__Records shown__.

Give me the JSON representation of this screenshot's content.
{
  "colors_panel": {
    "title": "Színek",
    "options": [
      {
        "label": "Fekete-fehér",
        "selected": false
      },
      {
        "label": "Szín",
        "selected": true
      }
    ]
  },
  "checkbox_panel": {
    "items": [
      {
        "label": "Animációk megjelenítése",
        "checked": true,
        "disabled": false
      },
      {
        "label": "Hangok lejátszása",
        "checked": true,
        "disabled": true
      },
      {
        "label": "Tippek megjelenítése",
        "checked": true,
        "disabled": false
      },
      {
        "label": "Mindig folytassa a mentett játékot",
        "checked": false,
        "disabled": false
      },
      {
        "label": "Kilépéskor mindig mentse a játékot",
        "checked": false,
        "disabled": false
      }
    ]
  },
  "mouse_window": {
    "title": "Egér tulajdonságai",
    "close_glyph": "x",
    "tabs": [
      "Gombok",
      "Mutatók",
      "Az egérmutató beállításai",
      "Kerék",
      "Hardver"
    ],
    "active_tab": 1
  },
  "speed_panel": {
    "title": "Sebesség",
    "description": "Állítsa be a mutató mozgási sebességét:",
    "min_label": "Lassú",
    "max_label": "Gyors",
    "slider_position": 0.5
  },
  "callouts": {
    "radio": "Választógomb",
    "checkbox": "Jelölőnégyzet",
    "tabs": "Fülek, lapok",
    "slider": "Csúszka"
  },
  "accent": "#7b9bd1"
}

__Work to do__.
Write out every record, exactly as written.

__Correct response__.
Give me the JSON representation of this screenshot's content.
{
  "colors_panel": {
    "title": "Színek",
    "options": [
      {
        "label": "Fekete-fehér",
        "selected": false
      },
      {
        "label": "Szín",
        "selected": true
      }
    ]
  },
  "checkbox_panel": {
    "items": [
      {
        "label": "Animációk megjelenítése",
        "checked": true,
        "disabled": false
      },
      {
        "label": "Hangok lejátszása",
        "checked": true,
        "disabled": true
      },
      {
        "label": "Tippek megjelenítése",
        "checked": true,
        "disabled": false
      },
      {
        "label": "Mindig folytassa a mentett játékot",
        "checked": false,
        "disabled": false
      },
      {
        "label": "Kilépéskor mindig mentse a játékot",
        "checked": false,
        "disabled": false
      }
    ]
  },
  "mouse_window": {
    "title": "Egér tulajdonságai",
    "close_glyph": "x",
    "tabs": [
      "Gombok",
      "Mutatók",
      "Az egérmutató beállításai",
      "Kerék",
      "Hardver"
    ],
    "active_tab": 1
  },
  "speed_panel": {
    "title": "Sebesség",
    "description": "Állítsa be a mutató mozgási sebességét:",
    "min_label": "Lassú",
    "max_label": "Gyors",
    "slider_position": 0.5
  },
  "callouts": {
    "radio": "Választógomb",
    "checkbox": "Jelölőnégyzet",
    "tabs": "Fülek, lapok",
    "slider": "Csúszka"
  },
  "accent": "#7b9bd1"
}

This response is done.